§ SHORT TASK:
Count the lines below that contain the string "general", treating uppercase and lowercase letters as different, and give only the number.

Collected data
++++++

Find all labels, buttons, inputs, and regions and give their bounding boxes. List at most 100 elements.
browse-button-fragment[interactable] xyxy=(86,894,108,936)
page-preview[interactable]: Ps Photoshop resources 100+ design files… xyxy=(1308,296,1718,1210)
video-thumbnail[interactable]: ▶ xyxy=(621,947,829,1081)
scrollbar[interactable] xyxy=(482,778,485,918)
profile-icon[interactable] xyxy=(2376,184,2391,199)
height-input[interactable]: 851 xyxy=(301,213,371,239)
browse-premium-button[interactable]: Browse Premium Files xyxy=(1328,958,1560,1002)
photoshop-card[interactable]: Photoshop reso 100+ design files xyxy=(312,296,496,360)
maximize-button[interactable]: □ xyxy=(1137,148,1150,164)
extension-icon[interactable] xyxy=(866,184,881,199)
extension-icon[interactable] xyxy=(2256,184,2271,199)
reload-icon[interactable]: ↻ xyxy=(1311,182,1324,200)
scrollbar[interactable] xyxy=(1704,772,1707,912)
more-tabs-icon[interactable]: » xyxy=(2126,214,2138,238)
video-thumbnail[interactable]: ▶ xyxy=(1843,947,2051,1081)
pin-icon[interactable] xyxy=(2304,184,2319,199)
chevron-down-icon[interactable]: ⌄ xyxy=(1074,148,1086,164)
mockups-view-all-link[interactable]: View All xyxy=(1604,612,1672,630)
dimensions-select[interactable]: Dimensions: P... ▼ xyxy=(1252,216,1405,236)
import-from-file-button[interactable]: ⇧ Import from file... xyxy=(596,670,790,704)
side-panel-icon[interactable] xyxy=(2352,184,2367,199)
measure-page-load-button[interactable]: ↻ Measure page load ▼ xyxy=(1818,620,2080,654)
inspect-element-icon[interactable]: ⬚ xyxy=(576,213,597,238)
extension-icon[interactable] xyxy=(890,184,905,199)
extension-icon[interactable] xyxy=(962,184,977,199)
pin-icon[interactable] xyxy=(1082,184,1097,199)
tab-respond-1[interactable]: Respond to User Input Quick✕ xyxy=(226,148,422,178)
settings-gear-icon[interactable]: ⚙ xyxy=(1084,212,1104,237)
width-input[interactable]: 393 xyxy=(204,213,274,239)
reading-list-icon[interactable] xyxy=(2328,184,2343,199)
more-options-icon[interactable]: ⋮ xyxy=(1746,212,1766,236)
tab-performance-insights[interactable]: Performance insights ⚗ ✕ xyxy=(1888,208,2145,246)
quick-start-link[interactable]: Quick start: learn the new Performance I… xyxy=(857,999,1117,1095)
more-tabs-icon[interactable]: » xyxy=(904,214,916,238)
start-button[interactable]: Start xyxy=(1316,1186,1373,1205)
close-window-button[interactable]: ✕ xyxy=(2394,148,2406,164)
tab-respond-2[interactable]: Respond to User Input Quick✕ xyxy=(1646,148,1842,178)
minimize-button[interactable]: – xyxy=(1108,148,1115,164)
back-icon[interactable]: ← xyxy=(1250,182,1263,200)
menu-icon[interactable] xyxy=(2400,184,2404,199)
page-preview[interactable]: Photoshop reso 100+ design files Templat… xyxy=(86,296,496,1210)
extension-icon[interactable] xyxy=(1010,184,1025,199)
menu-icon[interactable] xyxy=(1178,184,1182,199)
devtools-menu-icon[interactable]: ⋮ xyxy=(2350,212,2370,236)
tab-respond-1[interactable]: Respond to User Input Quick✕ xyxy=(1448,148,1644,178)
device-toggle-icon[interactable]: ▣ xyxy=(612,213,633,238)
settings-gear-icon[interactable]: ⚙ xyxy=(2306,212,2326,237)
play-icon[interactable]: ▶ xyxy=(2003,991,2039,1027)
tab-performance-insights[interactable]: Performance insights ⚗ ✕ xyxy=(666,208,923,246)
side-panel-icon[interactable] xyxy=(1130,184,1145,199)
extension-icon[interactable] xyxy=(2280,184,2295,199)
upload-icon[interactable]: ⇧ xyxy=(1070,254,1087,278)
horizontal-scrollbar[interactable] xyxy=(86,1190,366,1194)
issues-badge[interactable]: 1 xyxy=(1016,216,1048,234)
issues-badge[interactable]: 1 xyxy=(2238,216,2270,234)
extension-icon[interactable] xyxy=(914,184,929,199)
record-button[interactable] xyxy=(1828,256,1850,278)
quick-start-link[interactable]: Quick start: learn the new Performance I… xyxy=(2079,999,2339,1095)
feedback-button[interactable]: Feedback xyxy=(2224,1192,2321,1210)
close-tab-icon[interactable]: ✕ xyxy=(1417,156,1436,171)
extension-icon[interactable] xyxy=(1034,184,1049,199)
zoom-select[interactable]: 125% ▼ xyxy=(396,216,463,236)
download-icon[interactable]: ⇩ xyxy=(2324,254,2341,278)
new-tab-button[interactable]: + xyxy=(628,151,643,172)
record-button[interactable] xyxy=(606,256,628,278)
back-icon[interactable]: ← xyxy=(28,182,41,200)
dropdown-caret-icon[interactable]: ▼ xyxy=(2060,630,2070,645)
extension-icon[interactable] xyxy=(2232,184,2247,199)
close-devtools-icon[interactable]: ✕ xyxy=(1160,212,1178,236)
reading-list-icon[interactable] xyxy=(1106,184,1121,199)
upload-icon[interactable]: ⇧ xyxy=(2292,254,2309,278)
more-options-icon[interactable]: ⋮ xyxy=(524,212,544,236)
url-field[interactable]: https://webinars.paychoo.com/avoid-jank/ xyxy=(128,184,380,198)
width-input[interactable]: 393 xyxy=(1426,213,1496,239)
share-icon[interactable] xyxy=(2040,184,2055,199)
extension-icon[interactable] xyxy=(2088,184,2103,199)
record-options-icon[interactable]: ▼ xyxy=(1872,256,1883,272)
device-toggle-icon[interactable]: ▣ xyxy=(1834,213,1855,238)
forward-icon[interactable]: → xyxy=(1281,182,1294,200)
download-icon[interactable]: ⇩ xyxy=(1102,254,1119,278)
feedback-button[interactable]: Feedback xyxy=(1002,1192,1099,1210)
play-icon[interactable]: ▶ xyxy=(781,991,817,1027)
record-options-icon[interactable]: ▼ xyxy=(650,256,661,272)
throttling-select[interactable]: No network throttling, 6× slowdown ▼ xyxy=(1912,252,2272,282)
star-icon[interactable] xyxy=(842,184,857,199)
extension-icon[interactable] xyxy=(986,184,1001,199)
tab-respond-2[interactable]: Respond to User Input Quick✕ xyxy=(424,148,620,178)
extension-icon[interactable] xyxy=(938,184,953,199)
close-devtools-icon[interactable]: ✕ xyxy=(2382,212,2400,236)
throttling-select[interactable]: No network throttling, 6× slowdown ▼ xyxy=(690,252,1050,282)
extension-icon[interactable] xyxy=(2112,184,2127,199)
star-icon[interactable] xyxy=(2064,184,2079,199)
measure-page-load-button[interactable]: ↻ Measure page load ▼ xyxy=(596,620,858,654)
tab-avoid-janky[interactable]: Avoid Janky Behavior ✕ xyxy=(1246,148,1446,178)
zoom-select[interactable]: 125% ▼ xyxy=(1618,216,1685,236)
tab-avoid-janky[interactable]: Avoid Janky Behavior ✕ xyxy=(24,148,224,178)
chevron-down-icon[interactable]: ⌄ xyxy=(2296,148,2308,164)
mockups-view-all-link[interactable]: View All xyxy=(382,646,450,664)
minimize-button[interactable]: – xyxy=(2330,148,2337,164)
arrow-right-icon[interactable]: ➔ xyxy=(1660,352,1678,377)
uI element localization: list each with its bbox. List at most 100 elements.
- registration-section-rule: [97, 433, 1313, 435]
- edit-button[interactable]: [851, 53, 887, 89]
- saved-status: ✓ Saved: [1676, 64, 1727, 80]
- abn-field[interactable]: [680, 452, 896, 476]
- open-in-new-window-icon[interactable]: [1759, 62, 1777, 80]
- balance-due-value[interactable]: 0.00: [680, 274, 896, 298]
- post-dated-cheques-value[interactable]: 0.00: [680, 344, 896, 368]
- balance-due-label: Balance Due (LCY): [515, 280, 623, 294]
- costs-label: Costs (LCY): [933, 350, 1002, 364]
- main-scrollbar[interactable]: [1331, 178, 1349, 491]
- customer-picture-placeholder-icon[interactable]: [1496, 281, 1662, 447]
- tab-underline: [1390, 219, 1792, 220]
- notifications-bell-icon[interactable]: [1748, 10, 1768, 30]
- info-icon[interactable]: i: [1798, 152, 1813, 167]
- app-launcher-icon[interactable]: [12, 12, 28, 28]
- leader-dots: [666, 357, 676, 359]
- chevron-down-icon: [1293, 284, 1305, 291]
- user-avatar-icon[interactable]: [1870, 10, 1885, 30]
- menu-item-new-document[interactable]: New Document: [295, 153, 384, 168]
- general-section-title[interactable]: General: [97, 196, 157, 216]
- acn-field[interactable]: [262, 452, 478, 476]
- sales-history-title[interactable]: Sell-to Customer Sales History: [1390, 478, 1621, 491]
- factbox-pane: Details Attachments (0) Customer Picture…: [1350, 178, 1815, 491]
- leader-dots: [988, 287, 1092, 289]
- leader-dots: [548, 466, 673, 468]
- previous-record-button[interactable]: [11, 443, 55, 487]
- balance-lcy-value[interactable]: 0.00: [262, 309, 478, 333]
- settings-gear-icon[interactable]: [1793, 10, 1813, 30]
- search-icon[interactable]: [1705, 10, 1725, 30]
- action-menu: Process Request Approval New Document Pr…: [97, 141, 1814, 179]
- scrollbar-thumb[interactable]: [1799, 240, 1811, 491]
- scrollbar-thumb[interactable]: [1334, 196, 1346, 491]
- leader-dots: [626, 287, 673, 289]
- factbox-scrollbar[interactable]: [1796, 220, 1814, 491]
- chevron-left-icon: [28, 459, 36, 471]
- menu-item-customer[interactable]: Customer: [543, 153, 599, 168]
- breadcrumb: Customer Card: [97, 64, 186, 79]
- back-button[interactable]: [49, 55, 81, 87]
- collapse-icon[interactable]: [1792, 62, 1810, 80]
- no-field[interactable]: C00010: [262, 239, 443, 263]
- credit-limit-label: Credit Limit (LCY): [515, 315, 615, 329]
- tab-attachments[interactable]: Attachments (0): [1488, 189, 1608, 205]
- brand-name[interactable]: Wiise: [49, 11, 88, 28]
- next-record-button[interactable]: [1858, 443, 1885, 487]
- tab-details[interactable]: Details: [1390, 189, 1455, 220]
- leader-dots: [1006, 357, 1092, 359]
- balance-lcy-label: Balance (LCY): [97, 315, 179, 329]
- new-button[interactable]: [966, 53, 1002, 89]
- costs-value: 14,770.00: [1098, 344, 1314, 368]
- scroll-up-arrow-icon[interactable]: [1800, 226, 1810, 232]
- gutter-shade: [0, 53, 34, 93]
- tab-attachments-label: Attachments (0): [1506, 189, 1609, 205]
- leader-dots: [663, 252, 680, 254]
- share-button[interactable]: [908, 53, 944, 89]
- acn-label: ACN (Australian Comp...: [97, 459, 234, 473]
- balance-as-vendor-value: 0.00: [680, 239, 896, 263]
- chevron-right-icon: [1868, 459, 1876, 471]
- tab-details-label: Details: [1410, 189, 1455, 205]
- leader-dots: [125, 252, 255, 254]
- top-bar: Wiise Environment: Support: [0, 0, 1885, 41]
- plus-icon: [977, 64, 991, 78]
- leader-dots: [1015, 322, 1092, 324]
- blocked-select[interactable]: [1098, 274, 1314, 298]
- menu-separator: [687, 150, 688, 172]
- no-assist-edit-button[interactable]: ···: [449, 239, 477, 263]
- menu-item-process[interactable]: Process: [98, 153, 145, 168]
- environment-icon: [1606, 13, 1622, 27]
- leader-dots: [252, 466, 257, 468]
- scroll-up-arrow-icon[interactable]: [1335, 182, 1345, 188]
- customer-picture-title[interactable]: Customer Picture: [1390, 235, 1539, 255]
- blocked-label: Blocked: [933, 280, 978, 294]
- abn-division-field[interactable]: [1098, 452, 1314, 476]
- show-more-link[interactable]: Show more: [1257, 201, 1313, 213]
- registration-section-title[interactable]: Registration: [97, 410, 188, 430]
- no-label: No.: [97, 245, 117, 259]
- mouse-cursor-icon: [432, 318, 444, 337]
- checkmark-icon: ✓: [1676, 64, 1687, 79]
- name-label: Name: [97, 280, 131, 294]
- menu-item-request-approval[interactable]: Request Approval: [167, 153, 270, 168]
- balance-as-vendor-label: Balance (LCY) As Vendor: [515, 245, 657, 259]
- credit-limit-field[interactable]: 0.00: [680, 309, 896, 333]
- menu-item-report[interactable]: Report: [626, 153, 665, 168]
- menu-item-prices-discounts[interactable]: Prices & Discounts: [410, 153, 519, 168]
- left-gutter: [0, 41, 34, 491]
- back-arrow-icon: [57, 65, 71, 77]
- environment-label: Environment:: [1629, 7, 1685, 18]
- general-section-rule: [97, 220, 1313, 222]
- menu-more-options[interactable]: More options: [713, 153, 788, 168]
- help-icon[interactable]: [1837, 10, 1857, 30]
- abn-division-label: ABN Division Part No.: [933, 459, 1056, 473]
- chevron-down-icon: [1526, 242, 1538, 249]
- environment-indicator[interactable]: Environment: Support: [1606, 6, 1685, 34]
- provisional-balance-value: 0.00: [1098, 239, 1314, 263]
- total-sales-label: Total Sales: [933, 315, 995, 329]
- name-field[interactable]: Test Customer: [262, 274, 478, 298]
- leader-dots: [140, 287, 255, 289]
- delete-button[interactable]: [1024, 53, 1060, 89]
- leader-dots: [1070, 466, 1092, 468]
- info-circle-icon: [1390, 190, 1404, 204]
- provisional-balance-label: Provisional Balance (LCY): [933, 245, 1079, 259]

++++++

§ FULL SOLUTION:
2